#### [RECORDS SHOWN]

# # # # # # #

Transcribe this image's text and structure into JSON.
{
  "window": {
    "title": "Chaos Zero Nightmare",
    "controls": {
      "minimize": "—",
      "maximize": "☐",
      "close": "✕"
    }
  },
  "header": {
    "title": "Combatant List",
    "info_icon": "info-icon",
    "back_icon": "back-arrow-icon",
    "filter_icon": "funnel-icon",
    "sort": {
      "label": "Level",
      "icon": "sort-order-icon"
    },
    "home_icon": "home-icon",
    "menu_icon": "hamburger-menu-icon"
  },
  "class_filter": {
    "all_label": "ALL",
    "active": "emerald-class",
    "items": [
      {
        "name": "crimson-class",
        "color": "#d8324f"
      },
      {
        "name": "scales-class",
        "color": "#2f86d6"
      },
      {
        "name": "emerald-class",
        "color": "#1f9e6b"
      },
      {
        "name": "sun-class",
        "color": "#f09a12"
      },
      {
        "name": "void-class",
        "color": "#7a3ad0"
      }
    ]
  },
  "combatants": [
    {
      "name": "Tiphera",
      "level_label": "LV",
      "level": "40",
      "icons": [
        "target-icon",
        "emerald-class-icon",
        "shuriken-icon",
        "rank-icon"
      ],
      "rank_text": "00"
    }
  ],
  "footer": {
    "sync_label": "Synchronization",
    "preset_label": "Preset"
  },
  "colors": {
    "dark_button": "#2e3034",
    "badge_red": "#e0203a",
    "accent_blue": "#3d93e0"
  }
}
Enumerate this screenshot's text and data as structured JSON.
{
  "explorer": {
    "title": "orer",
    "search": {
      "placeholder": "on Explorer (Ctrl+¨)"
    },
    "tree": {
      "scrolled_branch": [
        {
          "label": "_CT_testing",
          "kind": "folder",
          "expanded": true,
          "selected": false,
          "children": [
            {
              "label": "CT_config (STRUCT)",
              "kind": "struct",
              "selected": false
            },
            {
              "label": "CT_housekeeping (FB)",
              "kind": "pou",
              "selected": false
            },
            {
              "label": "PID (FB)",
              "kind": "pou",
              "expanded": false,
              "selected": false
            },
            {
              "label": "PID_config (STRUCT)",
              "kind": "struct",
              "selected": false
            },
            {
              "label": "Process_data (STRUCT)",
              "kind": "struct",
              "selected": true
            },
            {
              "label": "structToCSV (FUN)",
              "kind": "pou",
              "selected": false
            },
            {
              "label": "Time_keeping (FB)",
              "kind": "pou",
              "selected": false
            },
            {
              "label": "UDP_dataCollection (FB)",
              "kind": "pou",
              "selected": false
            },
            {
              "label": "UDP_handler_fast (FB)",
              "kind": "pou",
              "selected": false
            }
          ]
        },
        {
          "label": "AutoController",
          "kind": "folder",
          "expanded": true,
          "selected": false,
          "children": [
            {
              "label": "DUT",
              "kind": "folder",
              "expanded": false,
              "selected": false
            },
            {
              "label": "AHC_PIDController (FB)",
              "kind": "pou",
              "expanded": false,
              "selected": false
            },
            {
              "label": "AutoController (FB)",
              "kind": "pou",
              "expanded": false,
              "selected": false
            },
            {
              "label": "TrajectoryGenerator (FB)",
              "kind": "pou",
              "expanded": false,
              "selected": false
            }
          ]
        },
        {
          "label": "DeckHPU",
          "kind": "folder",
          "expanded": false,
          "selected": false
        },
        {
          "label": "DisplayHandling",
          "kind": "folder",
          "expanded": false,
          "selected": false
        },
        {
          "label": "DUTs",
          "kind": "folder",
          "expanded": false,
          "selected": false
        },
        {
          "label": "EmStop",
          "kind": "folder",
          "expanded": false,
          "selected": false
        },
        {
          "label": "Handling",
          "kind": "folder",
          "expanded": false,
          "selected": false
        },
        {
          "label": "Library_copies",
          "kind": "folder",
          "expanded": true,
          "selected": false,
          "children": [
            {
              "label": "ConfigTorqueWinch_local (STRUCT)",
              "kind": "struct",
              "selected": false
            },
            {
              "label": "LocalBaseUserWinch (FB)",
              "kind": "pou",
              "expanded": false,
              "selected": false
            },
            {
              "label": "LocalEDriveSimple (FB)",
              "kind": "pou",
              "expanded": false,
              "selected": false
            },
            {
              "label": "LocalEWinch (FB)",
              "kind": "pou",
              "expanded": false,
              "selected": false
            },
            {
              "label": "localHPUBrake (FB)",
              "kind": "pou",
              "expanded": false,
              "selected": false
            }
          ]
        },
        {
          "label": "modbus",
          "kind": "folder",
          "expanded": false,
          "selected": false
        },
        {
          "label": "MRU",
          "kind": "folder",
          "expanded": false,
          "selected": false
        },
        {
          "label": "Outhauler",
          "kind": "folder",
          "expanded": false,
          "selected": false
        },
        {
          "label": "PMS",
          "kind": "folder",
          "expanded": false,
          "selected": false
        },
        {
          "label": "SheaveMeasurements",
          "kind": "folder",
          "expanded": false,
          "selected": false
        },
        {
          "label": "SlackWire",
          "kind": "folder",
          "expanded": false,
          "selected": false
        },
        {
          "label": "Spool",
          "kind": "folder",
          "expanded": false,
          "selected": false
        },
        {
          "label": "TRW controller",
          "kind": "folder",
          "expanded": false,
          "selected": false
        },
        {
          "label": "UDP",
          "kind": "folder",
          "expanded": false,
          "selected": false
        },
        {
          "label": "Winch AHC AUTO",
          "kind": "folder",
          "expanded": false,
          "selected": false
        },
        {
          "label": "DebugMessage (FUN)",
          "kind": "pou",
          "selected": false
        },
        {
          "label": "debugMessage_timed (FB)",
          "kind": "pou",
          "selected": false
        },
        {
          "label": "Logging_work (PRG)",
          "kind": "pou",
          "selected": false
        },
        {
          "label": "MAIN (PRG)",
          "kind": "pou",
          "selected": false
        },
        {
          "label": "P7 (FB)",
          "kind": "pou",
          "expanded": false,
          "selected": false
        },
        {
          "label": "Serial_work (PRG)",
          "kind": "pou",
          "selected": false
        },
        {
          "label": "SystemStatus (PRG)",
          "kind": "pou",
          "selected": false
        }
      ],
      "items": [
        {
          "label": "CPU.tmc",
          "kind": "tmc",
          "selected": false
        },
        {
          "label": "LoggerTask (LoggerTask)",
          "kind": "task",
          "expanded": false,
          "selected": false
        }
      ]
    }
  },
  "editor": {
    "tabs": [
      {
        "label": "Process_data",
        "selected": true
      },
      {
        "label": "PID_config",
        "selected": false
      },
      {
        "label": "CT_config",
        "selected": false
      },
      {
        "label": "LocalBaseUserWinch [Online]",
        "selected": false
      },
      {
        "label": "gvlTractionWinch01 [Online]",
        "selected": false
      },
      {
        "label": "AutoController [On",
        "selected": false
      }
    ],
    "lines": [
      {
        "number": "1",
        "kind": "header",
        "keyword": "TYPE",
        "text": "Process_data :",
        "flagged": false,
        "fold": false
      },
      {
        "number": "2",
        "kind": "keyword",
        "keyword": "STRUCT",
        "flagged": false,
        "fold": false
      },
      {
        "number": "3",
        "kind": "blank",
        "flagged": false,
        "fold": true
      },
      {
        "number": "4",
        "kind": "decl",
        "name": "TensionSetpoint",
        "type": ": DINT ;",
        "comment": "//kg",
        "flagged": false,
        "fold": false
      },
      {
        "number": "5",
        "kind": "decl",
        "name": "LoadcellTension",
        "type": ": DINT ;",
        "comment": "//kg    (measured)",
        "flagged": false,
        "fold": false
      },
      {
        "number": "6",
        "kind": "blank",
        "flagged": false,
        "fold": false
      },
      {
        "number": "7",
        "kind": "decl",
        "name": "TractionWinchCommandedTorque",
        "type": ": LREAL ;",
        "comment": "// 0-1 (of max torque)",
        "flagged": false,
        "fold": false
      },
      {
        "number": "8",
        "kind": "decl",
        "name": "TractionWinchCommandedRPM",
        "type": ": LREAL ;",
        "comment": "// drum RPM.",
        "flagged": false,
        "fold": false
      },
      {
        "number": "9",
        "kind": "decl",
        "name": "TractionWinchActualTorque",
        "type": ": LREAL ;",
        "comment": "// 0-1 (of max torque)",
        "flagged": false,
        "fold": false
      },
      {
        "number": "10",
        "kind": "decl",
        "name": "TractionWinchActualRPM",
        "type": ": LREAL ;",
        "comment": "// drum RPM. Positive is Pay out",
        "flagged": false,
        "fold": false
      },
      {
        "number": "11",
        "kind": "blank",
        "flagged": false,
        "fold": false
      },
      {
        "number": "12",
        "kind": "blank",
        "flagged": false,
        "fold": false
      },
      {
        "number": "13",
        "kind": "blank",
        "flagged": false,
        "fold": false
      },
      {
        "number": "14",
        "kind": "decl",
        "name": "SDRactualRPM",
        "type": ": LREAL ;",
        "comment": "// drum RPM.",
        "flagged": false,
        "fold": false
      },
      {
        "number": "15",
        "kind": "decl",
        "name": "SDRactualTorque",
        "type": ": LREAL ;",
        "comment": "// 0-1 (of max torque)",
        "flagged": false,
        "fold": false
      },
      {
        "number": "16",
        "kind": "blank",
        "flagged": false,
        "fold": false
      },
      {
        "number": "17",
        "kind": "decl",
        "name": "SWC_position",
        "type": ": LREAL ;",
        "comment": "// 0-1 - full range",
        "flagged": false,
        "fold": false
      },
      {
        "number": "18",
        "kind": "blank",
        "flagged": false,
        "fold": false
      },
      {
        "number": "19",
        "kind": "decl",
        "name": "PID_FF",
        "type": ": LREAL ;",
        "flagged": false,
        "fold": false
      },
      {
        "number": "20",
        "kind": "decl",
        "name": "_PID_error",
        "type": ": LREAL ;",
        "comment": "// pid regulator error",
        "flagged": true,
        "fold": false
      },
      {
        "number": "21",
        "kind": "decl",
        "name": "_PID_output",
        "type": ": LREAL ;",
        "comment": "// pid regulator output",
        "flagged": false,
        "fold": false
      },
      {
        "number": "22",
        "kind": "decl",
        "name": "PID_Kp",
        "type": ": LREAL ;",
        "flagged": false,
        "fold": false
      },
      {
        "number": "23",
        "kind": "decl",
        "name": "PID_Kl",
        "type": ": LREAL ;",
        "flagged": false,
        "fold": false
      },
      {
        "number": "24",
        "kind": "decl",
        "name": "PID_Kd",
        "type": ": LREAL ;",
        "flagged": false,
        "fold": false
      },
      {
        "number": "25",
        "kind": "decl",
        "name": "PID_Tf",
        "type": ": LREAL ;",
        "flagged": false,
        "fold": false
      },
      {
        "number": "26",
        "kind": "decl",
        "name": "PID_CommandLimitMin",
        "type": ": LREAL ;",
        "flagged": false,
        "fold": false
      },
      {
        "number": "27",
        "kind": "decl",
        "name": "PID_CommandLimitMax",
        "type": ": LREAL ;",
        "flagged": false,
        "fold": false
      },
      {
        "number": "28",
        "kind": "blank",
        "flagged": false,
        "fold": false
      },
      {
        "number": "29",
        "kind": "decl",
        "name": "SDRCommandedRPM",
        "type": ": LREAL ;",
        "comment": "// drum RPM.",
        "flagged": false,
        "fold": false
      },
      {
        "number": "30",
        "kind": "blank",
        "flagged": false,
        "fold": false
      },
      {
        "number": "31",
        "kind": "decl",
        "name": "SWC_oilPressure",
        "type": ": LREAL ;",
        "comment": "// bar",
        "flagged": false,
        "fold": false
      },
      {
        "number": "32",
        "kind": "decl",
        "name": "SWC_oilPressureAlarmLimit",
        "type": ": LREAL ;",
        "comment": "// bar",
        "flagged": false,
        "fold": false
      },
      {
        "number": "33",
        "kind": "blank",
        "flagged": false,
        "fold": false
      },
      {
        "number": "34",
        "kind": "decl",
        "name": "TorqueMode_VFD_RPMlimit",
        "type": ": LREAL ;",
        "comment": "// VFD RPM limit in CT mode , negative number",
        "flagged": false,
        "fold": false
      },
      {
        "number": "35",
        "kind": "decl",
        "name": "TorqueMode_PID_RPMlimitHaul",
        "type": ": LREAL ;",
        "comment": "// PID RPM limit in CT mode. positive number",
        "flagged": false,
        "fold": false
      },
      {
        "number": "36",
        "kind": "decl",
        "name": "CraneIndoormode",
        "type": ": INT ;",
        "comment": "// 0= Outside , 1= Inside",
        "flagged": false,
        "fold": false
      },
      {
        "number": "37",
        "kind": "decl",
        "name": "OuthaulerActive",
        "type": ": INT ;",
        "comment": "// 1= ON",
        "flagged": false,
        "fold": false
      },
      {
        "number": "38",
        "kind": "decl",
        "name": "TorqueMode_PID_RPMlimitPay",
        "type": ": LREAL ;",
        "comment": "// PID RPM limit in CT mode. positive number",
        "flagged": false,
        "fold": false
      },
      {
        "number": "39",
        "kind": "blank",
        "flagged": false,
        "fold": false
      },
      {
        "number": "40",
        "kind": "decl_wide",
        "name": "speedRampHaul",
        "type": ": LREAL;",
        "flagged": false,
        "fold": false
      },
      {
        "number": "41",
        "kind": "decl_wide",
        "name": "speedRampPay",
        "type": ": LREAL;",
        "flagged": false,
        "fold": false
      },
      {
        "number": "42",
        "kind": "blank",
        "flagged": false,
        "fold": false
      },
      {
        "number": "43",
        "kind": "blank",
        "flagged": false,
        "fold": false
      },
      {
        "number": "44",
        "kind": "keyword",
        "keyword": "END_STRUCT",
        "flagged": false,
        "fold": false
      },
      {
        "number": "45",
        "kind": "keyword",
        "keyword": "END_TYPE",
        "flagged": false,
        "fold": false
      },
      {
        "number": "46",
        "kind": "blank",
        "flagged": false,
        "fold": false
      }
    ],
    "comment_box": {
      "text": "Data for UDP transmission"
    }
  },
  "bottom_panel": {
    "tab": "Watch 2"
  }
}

# # # # # # #

#### [WHAT TO WORK ON]
Find each line holding the word "keyword" and copy it.

#### [SOLUTION TO THIS PROBLEM]
        "keyword": "TYPE",
        "kind": "keyword",
        "keyword": "STRUCT",
        "kind": "keyword",
        "keyword": "END_STRUCT",
        "kind": "keyword",
        "keyword": "END_TYPE",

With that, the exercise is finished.